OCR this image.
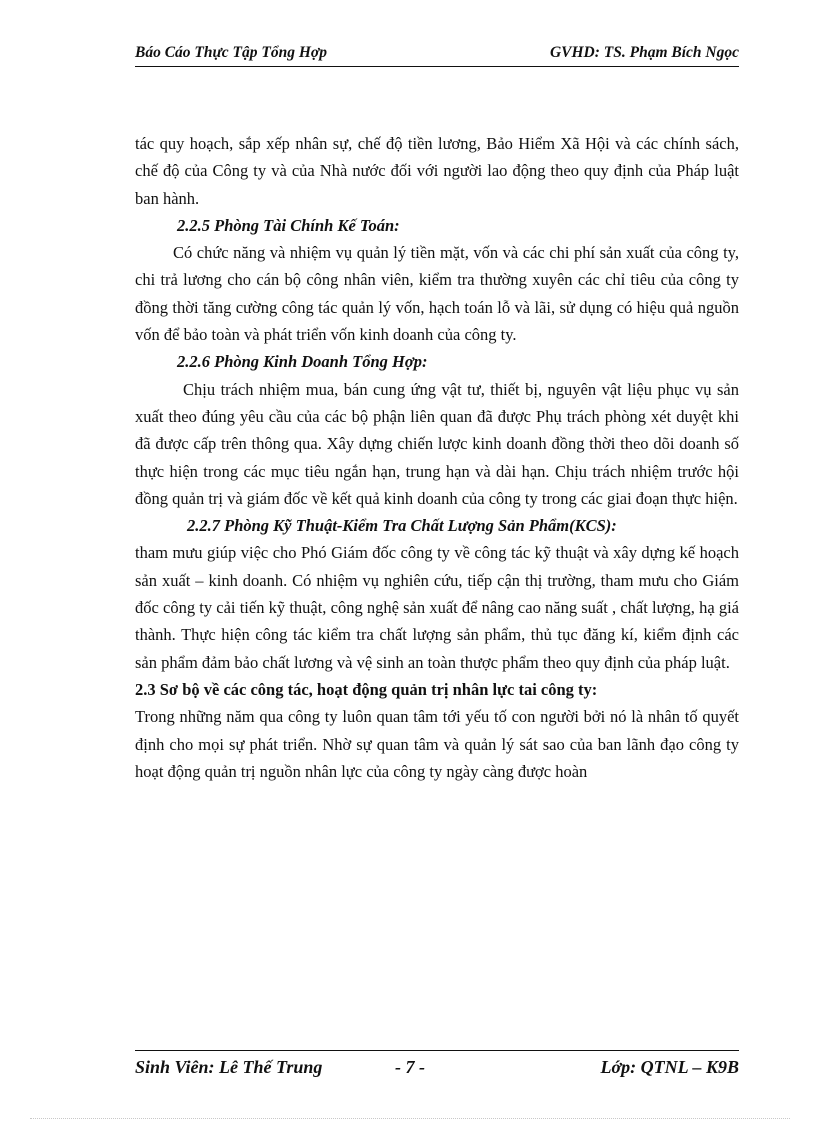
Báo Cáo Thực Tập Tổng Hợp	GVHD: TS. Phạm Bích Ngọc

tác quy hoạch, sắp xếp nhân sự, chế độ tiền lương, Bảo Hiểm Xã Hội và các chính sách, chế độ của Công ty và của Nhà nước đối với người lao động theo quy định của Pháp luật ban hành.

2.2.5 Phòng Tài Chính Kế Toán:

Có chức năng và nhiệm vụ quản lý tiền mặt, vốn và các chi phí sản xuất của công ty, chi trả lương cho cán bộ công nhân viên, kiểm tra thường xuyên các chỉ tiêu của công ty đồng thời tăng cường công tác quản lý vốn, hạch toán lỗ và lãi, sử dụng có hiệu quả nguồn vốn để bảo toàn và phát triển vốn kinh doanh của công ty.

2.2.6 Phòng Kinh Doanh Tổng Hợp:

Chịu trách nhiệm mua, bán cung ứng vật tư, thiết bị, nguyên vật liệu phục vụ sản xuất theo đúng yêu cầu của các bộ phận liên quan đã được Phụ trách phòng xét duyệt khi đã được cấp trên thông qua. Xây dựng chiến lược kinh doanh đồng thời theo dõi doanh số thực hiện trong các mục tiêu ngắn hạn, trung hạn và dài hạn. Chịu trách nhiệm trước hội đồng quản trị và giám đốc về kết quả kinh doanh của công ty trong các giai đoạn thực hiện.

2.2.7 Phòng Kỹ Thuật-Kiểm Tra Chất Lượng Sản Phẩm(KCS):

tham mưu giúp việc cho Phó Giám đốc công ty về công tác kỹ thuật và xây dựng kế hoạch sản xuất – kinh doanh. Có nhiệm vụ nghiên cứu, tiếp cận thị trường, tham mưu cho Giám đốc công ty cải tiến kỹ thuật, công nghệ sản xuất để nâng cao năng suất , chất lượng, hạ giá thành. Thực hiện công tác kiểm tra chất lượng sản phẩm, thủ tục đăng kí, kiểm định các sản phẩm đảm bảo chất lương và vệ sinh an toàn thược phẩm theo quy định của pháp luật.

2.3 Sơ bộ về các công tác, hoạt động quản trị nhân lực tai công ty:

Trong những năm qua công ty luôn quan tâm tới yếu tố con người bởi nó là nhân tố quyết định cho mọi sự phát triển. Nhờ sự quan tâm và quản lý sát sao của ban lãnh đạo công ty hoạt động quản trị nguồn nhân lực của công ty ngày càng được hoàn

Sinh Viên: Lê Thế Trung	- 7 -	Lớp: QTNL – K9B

============

GIVEN EXERCISE: Extract, from the material above, each line holding the word "toàn".

SOLUTION:
Có chức năng và nhiệm vụ quản lý tiền mặt, vốn và các chi phí sản xuất của công ty, chi trả lương cho cán bộ công nhân viên, kiểm tra thường xuyên các chỉ tiêu của công ty đồng thời tăng cường công tác quản lý vốn, hạch toán lỗ và lãi, sử dụng có hiệu quả nguồn vốn để bảo toàn và phát triển vốn kinh doanh của công ty.
tham mưu giúp việc cho Phó Giám đốc công ty về công tác kỹ thuật và xây dựng kế hoạch sản xuất – kinh doanh. Có nhiệm vụ nghiên cứu, tiếp cận thị trường, tham mưu cho Giám đốc công ty cải tiến kỹ thuật, công nghệ sản xuất để nâng cao năng suất , chất lượng, hạ giá thành. Thực hiện công tác kiểm tra chất lượng sản phẩm, thủ tục đăng kí, kiểm định các sản phẩm đảm bảo chất lương và vệ sinh an toàn thược phẩm theo quy định của pháp luật.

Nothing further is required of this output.